Source records:
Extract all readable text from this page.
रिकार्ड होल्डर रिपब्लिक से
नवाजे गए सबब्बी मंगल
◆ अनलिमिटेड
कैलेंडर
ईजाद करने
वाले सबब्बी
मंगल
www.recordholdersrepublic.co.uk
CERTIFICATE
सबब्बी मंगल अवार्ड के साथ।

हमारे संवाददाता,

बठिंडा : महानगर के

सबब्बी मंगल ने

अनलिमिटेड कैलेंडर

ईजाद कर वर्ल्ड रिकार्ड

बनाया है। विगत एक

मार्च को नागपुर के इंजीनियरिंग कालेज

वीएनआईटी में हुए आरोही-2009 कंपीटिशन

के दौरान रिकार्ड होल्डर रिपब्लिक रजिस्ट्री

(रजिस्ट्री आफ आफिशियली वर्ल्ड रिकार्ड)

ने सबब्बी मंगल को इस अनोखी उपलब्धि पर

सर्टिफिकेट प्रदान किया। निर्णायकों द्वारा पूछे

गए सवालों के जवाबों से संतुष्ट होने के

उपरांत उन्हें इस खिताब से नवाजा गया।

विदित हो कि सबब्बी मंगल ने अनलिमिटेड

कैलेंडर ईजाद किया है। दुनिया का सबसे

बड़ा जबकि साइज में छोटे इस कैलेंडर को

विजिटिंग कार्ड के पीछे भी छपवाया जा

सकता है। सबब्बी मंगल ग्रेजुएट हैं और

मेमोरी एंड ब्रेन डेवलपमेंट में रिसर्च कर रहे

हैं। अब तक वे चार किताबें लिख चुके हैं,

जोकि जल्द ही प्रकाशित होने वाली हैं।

Task goal:
Extract all of the data exactly as written.

Full output:
Extract all readable text from this page.
रिकार्ड होल्डर रिपब्लिक से
नवाजे गए सबब्बी मंगल
◆ अनलिमिटेड
कैलेंडर
ईजाद करने
वाले सबब्बी
मंगल
www.recordholdersrepublic.co.uk
CERTIFICATE
सबब्बी मंगल अवार्ड के साथ।

हमारे संवाददाता,

बठिंडा : महानगर के

सबब्बी मंगल ने

अनलिमिटेड कैलेंडर

ईजाद कर वर्ल्ड रिकार्ड

बनाया है। विगत एक

मार्च को नागपुर के इंजीनियरिंग कालेज

वीएनआईटी में हुए आरोही-2009 कंपीटिशन

के दौरान रिकार्ड होल्डर रिपब्लिक रजिस्ट्री

(रजिस्ट्री आफ आफिशियली वर्ल्ड रिकार्ड)

ने सबब्बी मंगल को इस अनोखी उपलब्धि पर

सर्टिफिकेट प्रदान किया। निर्णायकों द्वारा पूछे

गए सवालों के जवाबों से संतुष्ट होने के

उपरांत उन्हें इस खिताब से नवाजा गया।

विदित हो कि सबब्बी मंगल ने अनलिमिटेड

कैलेंडर ईजाद किया है। दुनिया का सबसे

बड़ा जबकि साइज में छोटे इस कैलेंडर को

विजिटिंग कार्ड के पीछे भी छपवाया जा

सकता है। सबब्बी मंगल ग्रेजुएट हैं और

मेमोरी एंड ब्रेन डेवलपमेंट में रिसर्च कर रहे

हैं। अब तक वे चार किताबें लिख चुके हैं,

जोकि जल्द ही प्रकाशित होने वाली हैं।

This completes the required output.